Directive:
From the records below, copy every line that contains the word "name".

[Extracts from a graphics dataset]
══════════════════════════════

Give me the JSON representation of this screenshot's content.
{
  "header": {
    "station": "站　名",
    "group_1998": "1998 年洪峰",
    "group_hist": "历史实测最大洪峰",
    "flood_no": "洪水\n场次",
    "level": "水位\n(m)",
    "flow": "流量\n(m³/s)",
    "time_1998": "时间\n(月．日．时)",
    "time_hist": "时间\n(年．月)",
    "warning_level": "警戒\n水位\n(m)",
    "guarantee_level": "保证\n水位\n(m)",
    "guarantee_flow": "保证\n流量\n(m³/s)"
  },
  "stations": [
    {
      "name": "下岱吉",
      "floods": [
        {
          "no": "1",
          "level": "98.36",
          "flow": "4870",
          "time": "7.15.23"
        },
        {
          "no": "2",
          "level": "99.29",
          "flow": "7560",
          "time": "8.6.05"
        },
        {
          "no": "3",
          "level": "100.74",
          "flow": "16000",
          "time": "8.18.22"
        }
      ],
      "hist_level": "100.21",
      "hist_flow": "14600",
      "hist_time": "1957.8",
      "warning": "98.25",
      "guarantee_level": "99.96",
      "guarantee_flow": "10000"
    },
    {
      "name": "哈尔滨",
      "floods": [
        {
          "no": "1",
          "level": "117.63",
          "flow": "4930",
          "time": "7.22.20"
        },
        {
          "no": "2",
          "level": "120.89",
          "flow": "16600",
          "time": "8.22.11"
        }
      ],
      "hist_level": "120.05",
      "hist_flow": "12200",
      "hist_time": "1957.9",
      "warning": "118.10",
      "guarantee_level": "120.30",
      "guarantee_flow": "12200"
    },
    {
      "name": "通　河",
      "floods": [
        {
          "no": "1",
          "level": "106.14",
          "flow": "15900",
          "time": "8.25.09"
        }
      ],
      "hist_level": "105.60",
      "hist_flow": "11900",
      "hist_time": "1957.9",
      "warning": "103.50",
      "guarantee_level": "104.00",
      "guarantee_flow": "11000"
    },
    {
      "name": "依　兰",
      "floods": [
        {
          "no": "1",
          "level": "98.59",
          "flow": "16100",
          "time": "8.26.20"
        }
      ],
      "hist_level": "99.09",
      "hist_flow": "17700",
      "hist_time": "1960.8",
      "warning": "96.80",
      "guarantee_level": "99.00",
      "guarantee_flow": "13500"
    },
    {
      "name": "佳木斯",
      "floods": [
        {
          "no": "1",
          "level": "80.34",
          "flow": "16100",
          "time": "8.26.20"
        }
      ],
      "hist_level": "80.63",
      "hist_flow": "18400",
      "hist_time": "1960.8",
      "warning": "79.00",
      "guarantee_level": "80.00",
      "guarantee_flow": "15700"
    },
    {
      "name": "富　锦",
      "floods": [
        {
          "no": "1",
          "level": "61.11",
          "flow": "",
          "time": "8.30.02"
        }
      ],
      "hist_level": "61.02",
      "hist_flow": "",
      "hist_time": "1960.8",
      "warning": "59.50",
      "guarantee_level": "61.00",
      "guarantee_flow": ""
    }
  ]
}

══════════════════════════════

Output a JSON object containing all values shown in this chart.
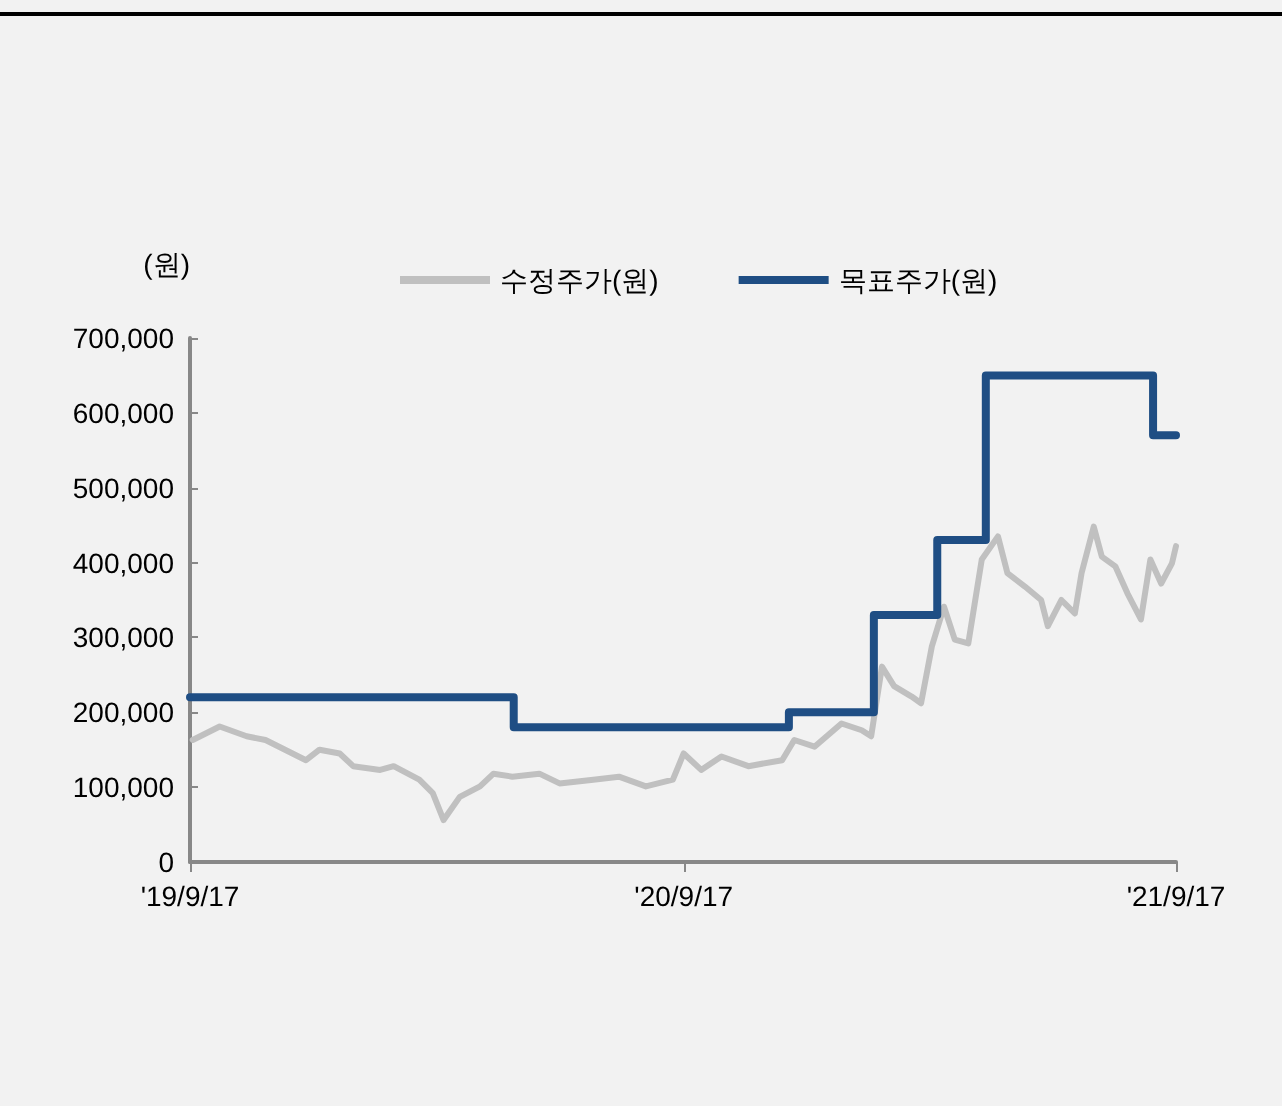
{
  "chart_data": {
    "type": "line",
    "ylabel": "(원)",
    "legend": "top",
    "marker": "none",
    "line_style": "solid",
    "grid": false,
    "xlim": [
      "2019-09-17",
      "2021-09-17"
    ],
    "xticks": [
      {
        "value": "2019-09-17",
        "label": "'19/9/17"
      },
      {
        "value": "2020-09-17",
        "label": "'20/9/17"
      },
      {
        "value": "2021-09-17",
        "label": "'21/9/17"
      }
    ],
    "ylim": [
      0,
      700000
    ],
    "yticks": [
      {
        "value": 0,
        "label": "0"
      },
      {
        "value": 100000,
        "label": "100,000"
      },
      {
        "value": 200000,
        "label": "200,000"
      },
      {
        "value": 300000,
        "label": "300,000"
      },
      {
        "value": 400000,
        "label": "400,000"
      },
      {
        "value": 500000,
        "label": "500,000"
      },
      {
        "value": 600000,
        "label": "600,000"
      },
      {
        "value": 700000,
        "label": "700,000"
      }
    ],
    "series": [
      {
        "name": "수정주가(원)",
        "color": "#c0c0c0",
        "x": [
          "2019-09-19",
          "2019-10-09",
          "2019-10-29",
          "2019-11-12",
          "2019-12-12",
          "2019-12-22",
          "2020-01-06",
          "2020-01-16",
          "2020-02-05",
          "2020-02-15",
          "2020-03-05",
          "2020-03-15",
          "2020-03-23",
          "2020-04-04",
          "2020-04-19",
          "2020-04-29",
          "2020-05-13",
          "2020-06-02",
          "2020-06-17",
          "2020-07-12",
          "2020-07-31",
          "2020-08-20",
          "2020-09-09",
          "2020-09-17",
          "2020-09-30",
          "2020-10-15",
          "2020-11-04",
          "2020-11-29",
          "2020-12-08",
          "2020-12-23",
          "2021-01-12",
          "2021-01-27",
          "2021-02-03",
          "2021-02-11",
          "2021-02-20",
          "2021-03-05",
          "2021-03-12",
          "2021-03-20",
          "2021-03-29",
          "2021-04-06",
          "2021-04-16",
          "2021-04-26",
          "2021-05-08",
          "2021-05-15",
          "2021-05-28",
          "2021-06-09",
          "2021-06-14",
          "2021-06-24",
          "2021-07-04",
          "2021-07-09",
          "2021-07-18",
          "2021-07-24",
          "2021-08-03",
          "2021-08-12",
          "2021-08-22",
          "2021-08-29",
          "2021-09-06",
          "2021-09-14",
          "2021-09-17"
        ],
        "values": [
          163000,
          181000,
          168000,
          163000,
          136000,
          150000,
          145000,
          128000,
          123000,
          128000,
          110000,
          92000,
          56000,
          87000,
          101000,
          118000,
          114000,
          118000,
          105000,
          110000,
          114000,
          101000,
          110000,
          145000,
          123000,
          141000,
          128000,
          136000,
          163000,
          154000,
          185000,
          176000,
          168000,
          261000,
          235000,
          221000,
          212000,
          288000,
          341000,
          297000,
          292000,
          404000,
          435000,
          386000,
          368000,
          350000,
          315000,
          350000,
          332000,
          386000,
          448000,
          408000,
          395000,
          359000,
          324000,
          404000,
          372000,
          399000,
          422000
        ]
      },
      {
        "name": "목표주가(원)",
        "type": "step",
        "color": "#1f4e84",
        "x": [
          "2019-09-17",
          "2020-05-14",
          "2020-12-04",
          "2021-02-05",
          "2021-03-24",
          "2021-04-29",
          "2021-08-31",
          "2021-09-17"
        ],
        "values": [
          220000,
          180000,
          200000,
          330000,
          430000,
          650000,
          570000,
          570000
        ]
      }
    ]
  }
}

══════════════════════════════

Exercise solution:
      "name": "下岱吉",
      "name": "哈尔滨",
      "name": "通　河",
      "name": "依　兰",
      "name": "佳木斯",
      "name": "富　锦",
        "name": "수정주가(원)",
        "name": "목표주가(원)",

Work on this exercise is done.